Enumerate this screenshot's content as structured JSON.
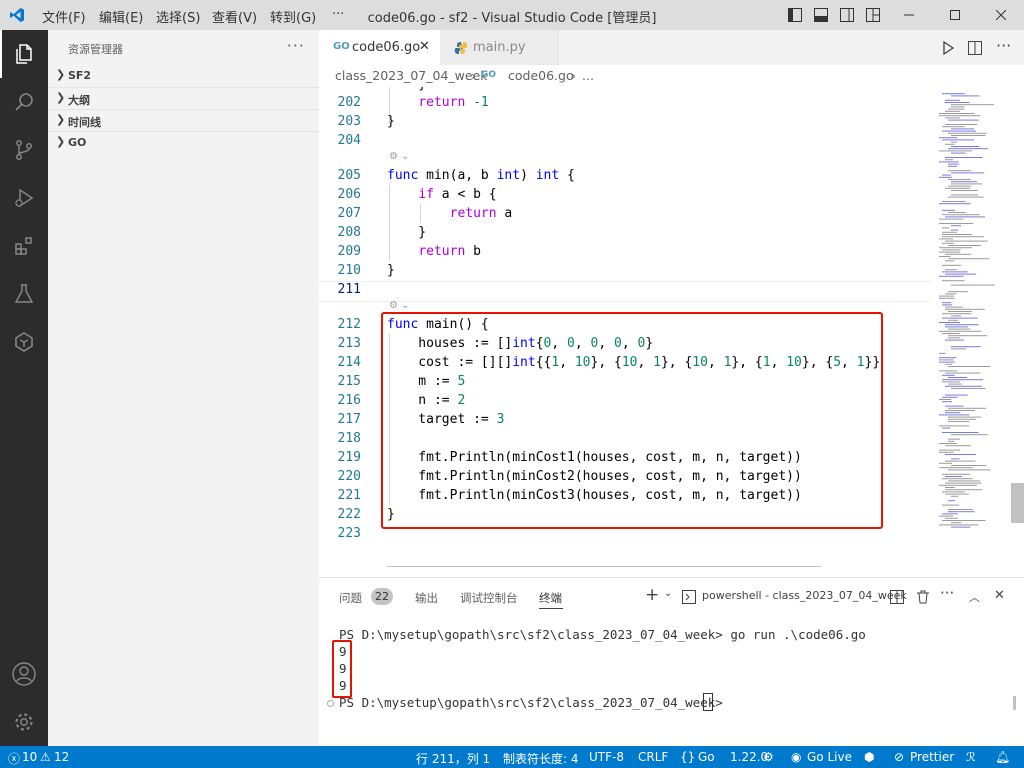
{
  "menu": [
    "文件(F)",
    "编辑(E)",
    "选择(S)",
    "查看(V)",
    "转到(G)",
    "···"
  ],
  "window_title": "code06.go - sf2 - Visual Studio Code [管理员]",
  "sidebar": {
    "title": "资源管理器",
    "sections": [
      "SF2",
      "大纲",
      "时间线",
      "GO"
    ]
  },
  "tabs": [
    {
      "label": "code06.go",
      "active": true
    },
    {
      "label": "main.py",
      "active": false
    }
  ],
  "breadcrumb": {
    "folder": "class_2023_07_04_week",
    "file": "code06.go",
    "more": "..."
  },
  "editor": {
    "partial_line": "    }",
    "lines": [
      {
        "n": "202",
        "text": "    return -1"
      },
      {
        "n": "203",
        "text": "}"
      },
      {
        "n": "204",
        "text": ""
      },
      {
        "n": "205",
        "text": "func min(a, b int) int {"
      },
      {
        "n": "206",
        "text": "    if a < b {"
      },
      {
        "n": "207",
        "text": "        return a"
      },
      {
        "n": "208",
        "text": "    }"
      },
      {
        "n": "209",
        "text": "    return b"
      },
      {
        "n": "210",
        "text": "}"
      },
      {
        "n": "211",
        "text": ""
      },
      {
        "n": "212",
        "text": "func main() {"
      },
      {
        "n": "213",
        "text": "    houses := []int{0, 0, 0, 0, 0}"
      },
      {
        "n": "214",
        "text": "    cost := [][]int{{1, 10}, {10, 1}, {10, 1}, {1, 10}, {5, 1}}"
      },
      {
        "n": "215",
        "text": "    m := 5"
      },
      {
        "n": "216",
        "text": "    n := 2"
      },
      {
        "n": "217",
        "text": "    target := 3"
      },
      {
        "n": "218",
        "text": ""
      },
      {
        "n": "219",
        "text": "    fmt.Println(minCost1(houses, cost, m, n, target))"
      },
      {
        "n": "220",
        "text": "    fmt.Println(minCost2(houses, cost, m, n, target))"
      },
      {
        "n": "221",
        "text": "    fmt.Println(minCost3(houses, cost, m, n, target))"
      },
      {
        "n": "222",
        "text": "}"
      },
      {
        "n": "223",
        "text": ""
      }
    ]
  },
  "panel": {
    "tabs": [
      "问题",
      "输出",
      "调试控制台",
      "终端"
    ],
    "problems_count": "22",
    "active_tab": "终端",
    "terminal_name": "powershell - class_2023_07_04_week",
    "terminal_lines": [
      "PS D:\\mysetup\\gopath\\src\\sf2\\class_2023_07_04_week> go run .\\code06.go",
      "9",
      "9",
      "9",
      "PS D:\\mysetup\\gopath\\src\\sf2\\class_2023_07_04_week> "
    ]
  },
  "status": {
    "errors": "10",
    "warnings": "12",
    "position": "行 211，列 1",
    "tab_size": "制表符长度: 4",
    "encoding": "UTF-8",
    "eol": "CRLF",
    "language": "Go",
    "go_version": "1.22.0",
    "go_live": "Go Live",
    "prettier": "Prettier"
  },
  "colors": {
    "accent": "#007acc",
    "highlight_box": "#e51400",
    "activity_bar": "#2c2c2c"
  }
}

════

### SET TASK:
Make an exact copy of every entry above, minus the images.

### FINISHED TASK:
Enumerate this screenshot's content as structured JSON.
{
  "menu": [
    "文件(F)",
    "编辑(E)",
    "选择(S)",
    "查看(V)",
    "转到(G)",
    "···"
  ],
  "window_title": "code06.go - sf2 - Visual Studio Code [管理员]",
  "sidebar": {
    "title": "资源管理器",
    "sections": [
      "SF2",
      "大纲",
      "时间线",
      "GO"
    ]
  },
  "tabs": [
    {
      "label": "code06.go",
      "active": true
    },
    {
      "label": "main.py",
      "active": false
    }
  ],
  "breadcrumb": {
    "folder": "class_2023_07_04_week",
    "file": "code06.go",
    "more": "..."
  },
  "editor": {
    "partial_line": "    }",
    "lines": [
      {
        "n": "202",
        "text": "    return -1"
      },
      {
        "n": "203",
        "text": "}"
      },
      {
        "n": "204",
        "text": ""
      },
      {
        "n": "205",
        "text": "func min(a, b int) int {"
      },
      {
        "n": "206",
        "text": "    if a < b {"
      },
      {
        "n": "207",
        "text": "        return a"
      },
      {
        "n": "208",
        "text": "    }"
      },
      {
        "n": "209",
        "text": "    return b"
      },
      {
        "n": "210",
        "text": "}"
      },
      {
        "n": "211",
        "text": ""
      },
      {
        "n": "212",
        "text": "func main() {"
      },
      {
        "n": "213",
        "text": "    houses := []int{0, 0, 0, 0, 0}"
      },
      {
        "n": "214",
        "text": "    cost := [][]int{{1, 10}, {10, 1}, {10, 1}, {1, 10}, {5, 1}}"
      },
      {
        "n": "215",
        "text": "    m := 5"
      },
      {
        "n": "216",
        "text": "    n := 2"
      },
      {
        "n": "217",
        "text": "    target := 3"
      },
      {
        "n": "218",
        "text": ""
      },
      {
        "n": "219",
        "text": "    fmt.Println(minCost1(houses, cost, m, n, target))"
      },
      {
        "n": "220",
        "text": "    fmt.Println(minCost2(houses, cost, m, n, target))"
      },
      {
        "n": "221",
        "text": "    fmt.Println(minCost3(houses, cost, m, n, target))"
      },
      {
        "n": "222",
        "text": "}"
      },
      {
        "n": "223",
        "text": ""
      }
    ]
  },
  "panel": {
    "tabs": [
      "问题",
      "输出",
      "调试控制台",
      "终端"
    ],
    "problems_count": "22",
    "active_tab": "终端",
    "terminal_name": "powershell - class_2023_07_04_week",
    "terminal_lines": [
      "PS D:\\mysetup\\gopath\\src\\sf2\\class_2023_07_04_week> go run .\\code06.go",
      "9",
      "9",
      "9",
      "PS D:\\mysetup\\gopath\\src\\sf2\\class_2023_07_04_week> "
    ]
  },
  "status": {
    "errors": "10",
    "warnings": "12",
    "position": "行 211，列 1",
    "tab_size": "制表符长度: 4",
    "encoding": "UTF-8",
    "eol": "CRLF",
    "language": "Go",
    "go_version": "1.22.0",
    "go_live": "Go Live",
    "prettier": "Prettier"
  },
  "colors": {
    "accent": "#007acc",
    "highlight_box": "#e51400",
    "activity_bar": "#2c2c2c"
  }
}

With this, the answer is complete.